Written request
Every line in the listing is to be echoed verbatim.

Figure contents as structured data
☆ ☆ ☆ ☆ ☆

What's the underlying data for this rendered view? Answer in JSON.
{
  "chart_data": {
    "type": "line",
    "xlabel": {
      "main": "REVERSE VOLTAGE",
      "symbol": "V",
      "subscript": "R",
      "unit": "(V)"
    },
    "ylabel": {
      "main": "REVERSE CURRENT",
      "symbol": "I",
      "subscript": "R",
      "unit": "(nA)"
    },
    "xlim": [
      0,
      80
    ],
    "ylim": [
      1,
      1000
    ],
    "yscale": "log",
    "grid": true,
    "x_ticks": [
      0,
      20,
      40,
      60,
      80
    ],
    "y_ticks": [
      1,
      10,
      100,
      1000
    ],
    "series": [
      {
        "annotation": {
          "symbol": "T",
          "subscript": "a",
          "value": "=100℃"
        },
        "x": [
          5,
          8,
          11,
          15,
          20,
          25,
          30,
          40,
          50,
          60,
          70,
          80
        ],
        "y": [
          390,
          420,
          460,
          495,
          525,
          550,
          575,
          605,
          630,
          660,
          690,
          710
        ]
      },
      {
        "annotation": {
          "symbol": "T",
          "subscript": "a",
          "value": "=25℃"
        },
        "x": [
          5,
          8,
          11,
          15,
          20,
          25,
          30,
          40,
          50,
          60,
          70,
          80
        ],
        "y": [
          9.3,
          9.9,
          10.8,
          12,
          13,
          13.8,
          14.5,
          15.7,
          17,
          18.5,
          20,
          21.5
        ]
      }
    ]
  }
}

☆ ☆ ☆ ☆ ☆

Worked solution
What's the underlying data for this rendered view? Answer in JSON.
{
  "chart_data": {
    "type": "line",
    "xlabel": {
      "main": "REVERSE VOLTAGE",
      "symbol": "V",
      "subscript": "R",
      "unit": "(V)"
    },
    "ylabel": {
      "main": "REVERSE CURRENT",
      "symbol": "I",
      "subscript": "R",
      "unit": "(nA)"
    },
    "xlim": [
      0,
      80
    ],
    "ylim": [
      1,
      1000
    ],
    "yscale": "log",
    "grid": true,
    "x_ticks": [
      0,
      20,
      40,
      60,
      80
    ],
    "y_ticks": [
      1,
      10,
      100,
      1000
    ],
    "series": [
      {
        "annotation": {
          "symbol": "T",
          "subscript": "a",
          "value": "=100℃"
        },
        "x": [
          5,
          8,
          11,
          15,
          20,
          25,
          30,
          40,
          50,
          60,
          70,
          80
        ],
        "y": [
          390,
          420,
          460,
          495,
          525,
          550,
          575,
          605,
          630,
          660,
          690,
          710
        ]
      },
      {
        "annotation": {
          "symbol": "T",
          "subscript": "a",
          "value": "=25℃"
        },
        "x": [
          5,
          8,
          11,
          15,
          20,
          25,
          30,
          40,
          50,
          60,
          70,
          80
        ],
        "y": [
          9.3,
          9.9,
          10.8,
          12,
          13,
          13.8,
          14.5,
          15.7,
          17,
          18.5,
          20,
          21.5
        ]
      }
    ]
  }
}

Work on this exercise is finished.